┌────────

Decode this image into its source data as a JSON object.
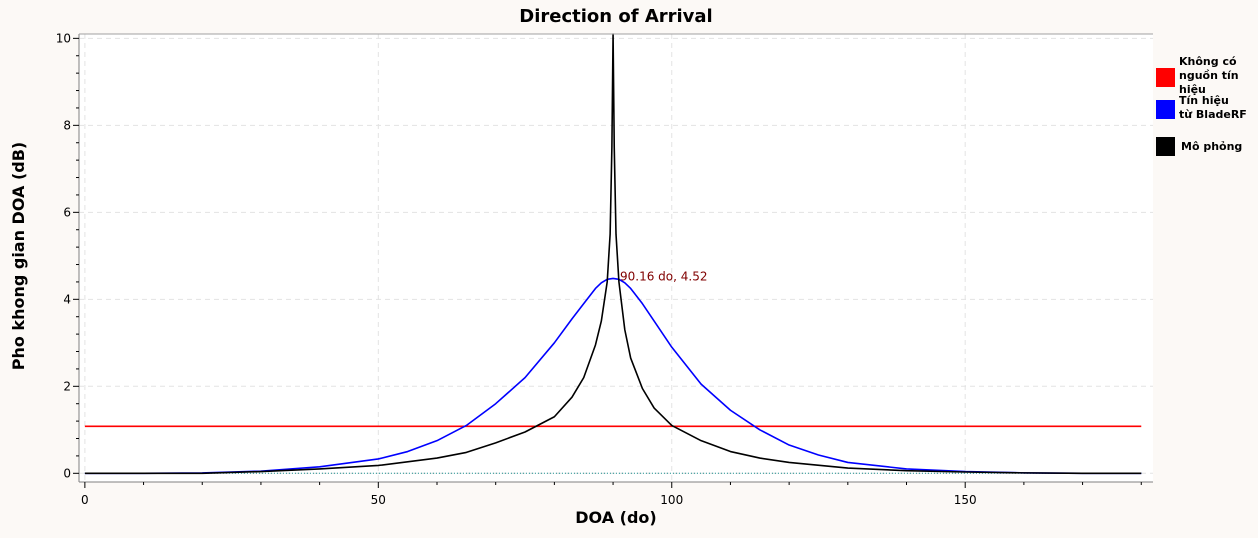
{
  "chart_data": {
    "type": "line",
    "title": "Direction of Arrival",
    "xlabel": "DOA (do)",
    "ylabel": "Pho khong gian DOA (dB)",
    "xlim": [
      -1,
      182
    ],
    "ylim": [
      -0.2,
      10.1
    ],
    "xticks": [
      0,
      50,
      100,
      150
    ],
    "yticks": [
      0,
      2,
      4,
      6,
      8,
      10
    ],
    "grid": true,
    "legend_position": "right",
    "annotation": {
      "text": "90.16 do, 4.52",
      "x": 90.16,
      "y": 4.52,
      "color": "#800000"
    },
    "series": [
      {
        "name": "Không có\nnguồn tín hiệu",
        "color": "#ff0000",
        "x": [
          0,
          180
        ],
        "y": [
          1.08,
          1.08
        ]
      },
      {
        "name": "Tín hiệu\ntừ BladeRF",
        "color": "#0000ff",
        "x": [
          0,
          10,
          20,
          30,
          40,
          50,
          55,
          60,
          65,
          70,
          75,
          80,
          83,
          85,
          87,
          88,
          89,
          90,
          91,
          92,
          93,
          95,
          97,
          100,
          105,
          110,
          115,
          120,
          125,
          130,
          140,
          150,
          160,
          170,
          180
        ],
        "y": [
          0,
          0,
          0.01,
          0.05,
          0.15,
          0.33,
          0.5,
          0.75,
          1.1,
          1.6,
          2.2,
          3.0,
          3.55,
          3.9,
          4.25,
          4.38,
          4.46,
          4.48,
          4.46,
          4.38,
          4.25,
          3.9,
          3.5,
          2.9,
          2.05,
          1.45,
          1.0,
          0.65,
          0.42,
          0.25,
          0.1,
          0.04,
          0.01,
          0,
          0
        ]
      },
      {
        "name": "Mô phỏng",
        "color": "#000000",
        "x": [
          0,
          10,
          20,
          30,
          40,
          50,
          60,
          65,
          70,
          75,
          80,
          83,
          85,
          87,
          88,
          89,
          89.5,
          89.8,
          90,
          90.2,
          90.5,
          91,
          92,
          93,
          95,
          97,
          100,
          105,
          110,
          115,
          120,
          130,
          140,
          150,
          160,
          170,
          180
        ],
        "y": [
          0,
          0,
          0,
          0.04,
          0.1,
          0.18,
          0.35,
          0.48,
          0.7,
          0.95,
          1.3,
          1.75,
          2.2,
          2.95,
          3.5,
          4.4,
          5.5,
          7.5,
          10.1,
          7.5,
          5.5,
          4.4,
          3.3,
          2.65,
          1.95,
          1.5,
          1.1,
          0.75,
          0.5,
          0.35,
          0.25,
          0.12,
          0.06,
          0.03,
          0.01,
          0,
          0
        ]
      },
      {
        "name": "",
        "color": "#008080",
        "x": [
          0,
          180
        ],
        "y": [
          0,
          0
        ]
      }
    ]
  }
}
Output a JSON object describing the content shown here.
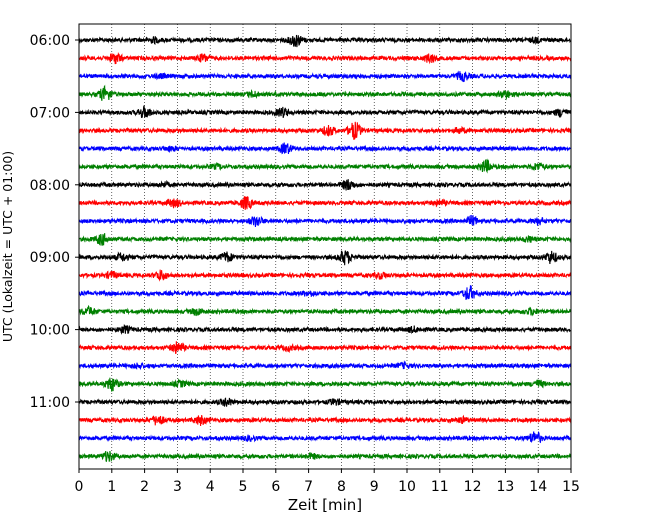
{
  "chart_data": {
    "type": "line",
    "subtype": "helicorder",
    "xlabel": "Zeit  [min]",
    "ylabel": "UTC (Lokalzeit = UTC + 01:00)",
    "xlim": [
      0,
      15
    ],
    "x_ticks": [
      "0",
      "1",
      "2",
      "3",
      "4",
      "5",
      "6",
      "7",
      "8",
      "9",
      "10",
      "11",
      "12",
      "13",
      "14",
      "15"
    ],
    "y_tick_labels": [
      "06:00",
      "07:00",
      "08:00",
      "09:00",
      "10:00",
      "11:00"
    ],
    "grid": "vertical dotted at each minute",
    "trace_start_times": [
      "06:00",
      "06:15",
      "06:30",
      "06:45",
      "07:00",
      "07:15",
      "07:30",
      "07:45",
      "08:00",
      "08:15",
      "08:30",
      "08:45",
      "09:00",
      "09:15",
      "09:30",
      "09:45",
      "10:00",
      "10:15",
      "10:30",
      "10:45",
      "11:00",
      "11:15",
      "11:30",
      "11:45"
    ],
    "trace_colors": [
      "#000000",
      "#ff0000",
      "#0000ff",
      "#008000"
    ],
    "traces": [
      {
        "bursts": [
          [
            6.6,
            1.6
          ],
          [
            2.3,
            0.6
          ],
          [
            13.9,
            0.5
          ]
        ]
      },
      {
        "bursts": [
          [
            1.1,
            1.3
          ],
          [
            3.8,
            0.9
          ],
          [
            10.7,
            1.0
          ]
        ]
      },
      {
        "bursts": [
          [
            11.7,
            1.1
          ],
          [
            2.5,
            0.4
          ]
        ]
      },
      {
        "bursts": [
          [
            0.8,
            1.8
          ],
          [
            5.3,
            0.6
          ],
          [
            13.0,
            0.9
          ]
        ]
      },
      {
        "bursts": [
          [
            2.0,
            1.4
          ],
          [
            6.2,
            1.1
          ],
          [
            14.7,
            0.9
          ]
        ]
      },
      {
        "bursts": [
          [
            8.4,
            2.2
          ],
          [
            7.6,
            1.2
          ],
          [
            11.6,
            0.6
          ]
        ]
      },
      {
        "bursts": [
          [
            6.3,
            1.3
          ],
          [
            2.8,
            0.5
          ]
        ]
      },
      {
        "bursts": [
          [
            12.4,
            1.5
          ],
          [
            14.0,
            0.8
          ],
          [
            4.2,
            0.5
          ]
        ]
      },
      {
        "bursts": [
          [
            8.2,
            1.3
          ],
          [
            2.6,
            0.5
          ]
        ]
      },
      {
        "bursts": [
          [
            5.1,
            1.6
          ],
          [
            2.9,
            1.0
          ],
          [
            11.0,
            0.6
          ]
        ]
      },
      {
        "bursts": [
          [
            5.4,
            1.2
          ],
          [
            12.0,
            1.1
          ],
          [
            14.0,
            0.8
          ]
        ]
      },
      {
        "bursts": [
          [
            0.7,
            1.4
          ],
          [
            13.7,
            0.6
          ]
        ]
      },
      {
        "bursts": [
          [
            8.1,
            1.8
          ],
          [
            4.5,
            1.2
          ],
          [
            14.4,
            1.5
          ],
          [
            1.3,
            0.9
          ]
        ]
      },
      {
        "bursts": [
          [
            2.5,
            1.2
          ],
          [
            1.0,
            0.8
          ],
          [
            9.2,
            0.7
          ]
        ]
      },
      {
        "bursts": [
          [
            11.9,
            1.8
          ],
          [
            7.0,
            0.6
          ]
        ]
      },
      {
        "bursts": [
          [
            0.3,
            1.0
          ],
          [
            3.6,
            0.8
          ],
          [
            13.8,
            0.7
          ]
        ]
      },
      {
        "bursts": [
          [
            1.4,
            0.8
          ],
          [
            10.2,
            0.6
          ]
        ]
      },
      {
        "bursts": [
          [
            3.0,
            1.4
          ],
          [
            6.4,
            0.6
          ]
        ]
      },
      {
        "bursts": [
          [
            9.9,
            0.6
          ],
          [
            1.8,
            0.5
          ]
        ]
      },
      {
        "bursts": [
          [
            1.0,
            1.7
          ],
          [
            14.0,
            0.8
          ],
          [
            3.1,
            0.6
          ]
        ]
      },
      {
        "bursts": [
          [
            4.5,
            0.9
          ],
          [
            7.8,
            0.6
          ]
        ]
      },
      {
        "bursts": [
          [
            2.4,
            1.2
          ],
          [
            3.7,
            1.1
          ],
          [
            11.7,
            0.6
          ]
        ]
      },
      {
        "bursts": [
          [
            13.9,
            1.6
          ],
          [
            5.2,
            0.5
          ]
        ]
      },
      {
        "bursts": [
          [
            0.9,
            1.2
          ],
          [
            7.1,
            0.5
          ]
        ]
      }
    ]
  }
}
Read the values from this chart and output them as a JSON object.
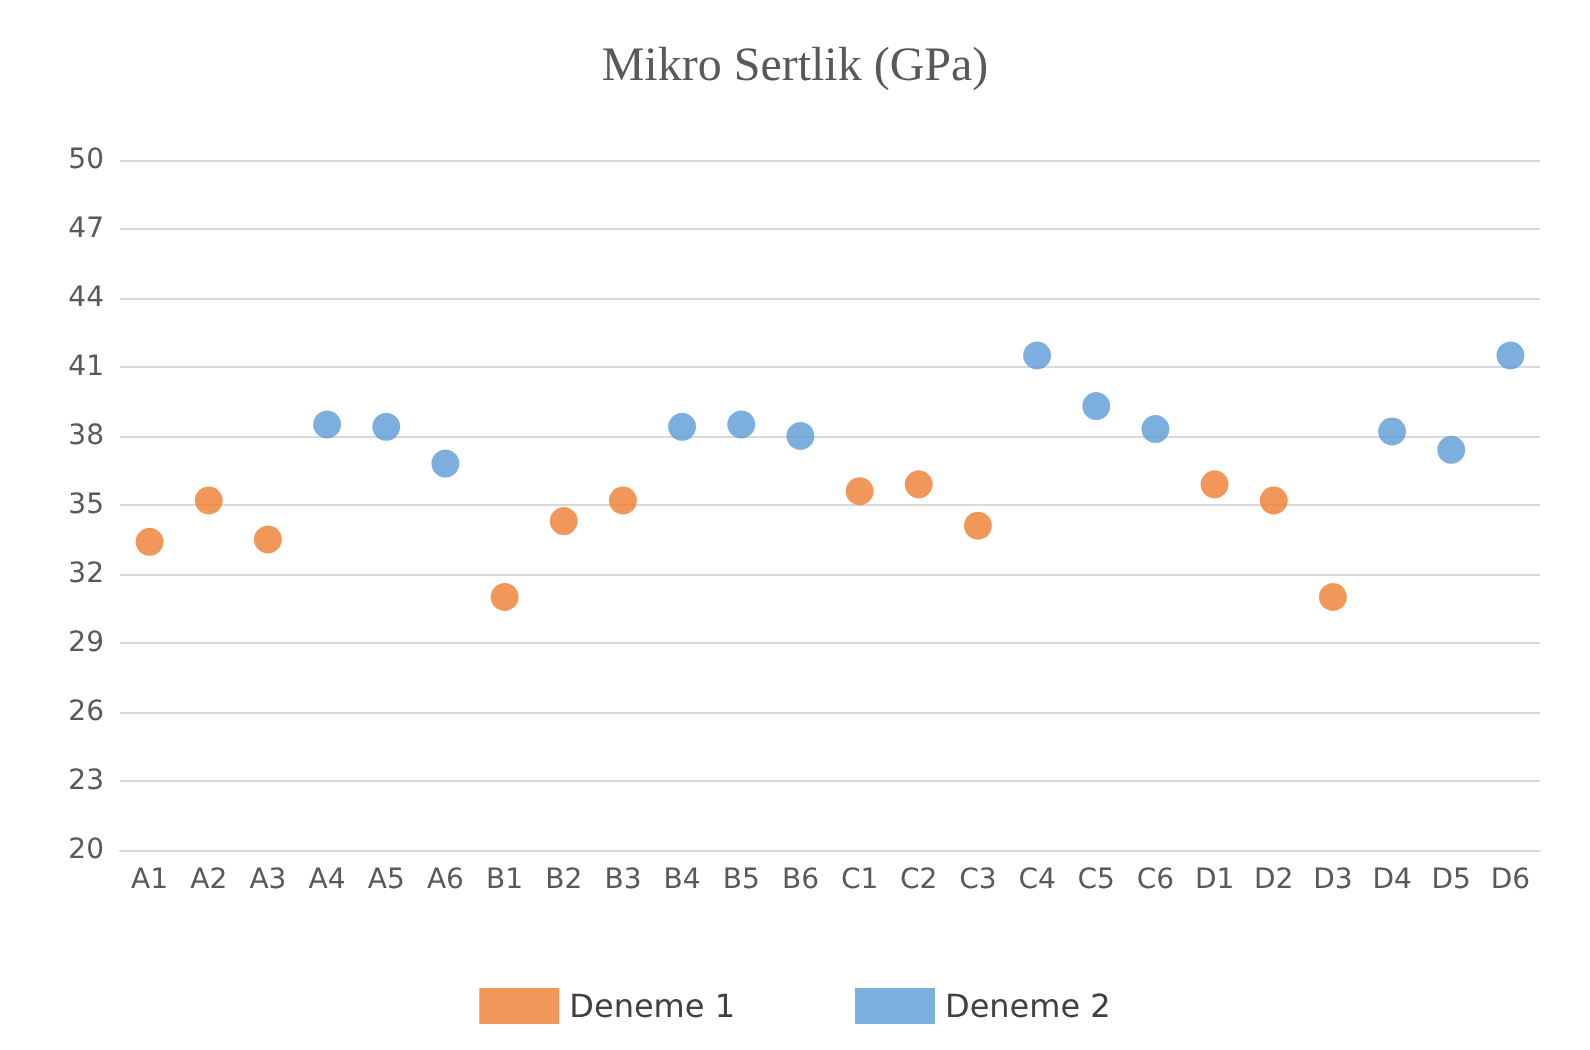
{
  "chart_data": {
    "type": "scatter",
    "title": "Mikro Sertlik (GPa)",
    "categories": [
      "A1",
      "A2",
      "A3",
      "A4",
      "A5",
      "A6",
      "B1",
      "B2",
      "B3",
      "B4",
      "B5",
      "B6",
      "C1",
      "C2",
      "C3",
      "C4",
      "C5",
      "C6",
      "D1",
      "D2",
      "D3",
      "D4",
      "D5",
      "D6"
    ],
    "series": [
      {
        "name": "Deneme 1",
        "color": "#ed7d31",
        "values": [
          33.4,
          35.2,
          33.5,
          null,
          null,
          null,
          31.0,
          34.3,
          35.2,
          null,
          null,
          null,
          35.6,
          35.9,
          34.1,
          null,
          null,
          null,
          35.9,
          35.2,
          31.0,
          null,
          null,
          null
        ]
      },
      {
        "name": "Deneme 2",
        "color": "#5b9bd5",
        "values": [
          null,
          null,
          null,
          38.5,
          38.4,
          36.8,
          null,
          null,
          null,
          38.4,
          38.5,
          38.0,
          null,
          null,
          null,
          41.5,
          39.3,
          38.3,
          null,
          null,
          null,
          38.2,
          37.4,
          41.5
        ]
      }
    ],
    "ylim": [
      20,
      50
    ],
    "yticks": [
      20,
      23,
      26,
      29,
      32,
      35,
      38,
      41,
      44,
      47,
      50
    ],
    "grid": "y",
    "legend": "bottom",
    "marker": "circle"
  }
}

└────────

**WHAT YOU HAVE TO DO:** Search the data above for lines holding "title" and copy each of them.

**TASK SOLUTION:**
    "title": "Direction of Arrival",
    "title": "Mikro Sertlik (GPa)",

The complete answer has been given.